◆ **REQUIRED TASK**: Your task is to retype each line of the data below exactly.

◆ **DATASET EXCERPTS**:
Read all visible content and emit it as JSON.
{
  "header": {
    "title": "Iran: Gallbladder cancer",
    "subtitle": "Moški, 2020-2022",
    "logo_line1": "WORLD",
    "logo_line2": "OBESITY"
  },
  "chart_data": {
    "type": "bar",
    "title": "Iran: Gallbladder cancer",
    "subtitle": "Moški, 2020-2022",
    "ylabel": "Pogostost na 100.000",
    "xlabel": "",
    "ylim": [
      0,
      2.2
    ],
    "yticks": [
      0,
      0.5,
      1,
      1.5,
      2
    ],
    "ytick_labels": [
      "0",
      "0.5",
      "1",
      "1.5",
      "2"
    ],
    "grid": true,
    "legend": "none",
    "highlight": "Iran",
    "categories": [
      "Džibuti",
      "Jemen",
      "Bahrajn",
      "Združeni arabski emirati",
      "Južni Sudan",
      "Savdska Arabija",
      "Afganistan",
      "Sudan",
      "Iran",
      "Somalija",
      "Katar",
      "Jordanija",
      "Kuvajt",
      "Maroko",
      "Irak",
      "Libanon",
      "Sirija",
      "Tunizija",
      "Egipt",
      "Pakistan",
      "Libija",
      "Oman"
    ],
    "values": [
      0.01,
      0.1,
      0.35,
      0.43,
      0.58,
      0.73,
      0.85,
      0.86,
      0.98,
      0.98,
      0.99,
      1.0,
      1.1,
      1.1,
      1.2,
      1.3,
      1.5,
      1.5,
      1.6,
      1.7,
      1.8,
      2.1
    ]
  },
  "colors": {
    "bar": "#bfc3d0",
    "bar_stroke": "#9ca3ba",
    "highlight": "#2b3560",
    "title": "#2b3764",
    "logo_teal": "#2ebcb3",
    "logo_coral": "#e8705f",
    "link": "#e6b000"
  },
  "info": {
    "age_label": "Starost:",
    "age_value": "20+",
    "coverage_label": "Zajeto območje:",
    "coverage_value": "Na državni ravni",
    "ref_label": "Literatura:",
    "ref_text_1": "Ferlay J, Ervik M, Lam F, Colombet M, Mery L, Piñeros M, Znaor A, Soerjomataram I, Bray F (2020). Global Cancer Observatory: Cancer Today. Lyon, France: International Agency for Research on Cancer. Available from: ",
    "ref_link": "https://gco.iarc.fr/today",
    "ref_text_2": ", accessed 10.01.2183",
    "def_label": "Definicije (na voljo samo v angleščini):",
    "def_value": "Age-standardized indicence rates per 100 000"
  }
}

◆ **OUTPUT OF THE TASK**:
Read all visible content and emit it as JSON.
{
  "header": {
    "title": "Iran: Gallbladder cancer",
    "subtitle": "Moški, 2020-2022",
    "logo_line1": "WORLD",
    "logo_line2": "OBESITY"
  },
  "chart_data": {
    "type": "bar",
    "title": "Iran: Gallbladder cancer",
    "subtitle": "Moški, 2020-2022",
    "ylabel": "Pogostost na 100.000",
    "xlabel": "",
    "ylim": [
      0,
      2.2
    ],
    "yticks": [
      0,
      0.5,
      1,
      1.5,
      2
    ],
    "ytick_labels": [
      "0",
      "0.5",
      "1",
      "1.5",
      "2"
    ],
    "grid": true,
    "legend": "none",
    "highlight": "Iran",
    "categories": [
      "Džibuti",
      "Jemen",
      "Bahrajn",
      "Združeni arabski emirati",
      "Južni Sudan",
      "Savdska Arabija",
      "Afganistan",
      "Sudan",
      "Iran",
      "Somalija",
      "Katar",
      "Jordanija",
      "Kuvajt",
      "Maroko",
      "Irak",
      "Libanon",
      "Sirija",
      "Tunizija",
      "Egipt",
      "Pakistan",
      "Libija",
      "Oman"
    ],
    "values": [
      0.01,
      0.1,
      0.35,
      0.43,
      0.58,
      0.73,
      0.85,
      0.86,
      0.98,
      0.98,
      0.99,
      1.0,
      1.1,
      1.1,
      1.2,
      1.3,
      1.5,
      1.5,
      1.6,
      1.7,
      1.8,
      2.1
    ]
  },
  "colors": {
    "bar": "#bfc3d0",
    "bar_stroke": "#9ca3ba",
    "highlight": "#2b3560",
    "title": "#2b3764",
    "logo_teal": "#2ebcb3",
    "logo_coral": "#e8705f",
    "link": "#e6b000"
  },
  "info": {
    "age_label": "Starost:",
    "age_value": "20+",
    "coverage_label": "Zajeto območje:",
    "coverage_value": "Na državni ravni",
    "ref_label": "Literatura:",
    "ref_text_1": "Ferlay J, Ervik M, Lam F, Colombet M, Mery L, Piñeros M, Znaor A, Soerjomataram I, Bray F (2020). Global Cancer Observatory: Cancer Today. Lyon, France: International Agency for Research on Cancer. Available from: ",
    "ref_link": "https://gco.iarc.fr/today",
    "ref_text_2": ", accessed 10.01.2183",
    "def_label": "Definicije (na voljo samo v angleščini):",
    "def_value": "Age-standardized indicence rates per 100 000"
  }
}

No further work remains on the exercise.